** start **

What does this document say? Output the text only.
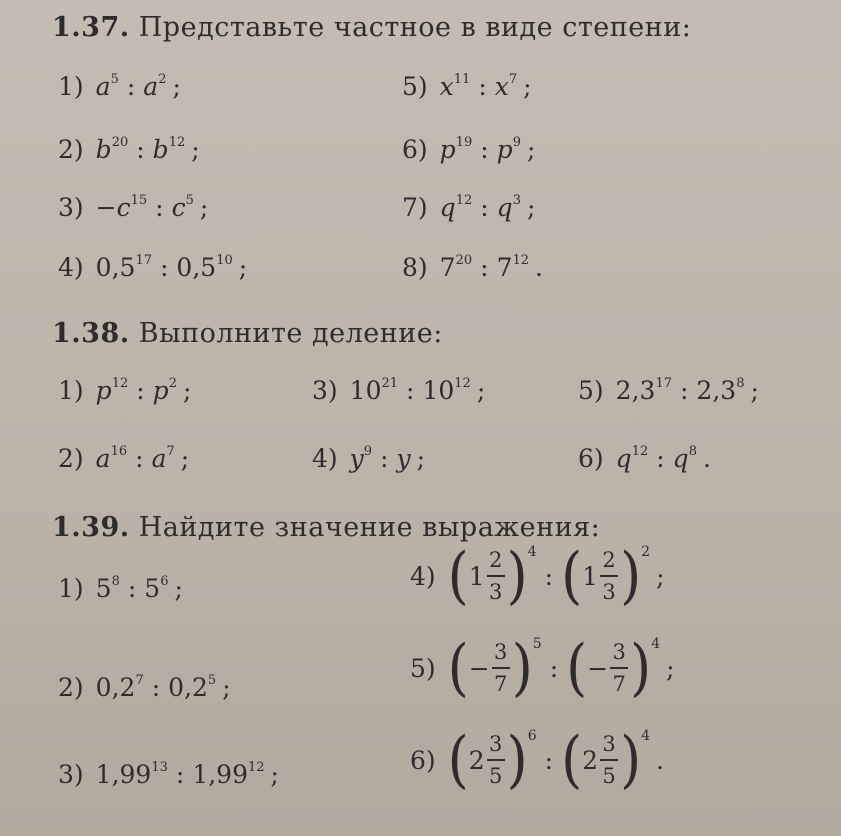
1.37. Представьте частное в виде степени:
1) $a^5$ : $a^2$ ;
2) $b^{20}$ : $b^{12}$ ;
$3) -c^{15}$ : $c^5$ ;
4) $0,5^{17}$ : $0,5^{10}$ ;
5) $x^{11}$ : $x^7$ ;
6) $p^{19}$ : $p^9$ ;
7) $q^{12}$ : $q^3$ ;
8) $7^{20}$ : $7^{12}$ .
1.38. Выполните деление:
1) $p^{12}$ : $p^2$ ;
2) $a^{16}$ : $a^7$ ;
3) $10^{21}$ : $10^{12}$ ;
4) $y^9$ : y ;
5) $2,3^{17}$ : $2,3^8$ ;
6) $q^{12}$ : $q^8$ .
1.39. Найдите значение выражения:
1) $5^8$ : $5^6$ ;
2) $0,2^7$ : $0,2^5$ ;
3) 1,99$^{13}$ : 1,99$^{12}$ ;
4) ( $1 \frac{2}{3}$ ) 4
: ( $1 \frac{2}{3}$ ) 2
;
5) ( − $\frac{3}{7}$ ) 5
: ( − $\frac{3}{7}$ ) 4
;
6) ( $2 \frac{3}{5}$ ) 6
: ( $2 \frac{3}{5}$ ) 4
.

** end **

* _Set task_
Write out every line of the listing that holds the word "frac".

* _Expected answer_
4) ( $1 \frac{2}{3}$ ) 4
: ( $1 \frac{2}{3}$ ) 2
5) ( − $\frac{3}{7}$ ) 5
: ( − $\frac{3}{7}$ ) 4
6) ( $2 \frac{3}{5}$ ) 6
: ( $2 \frac{3}{5}$ ) 4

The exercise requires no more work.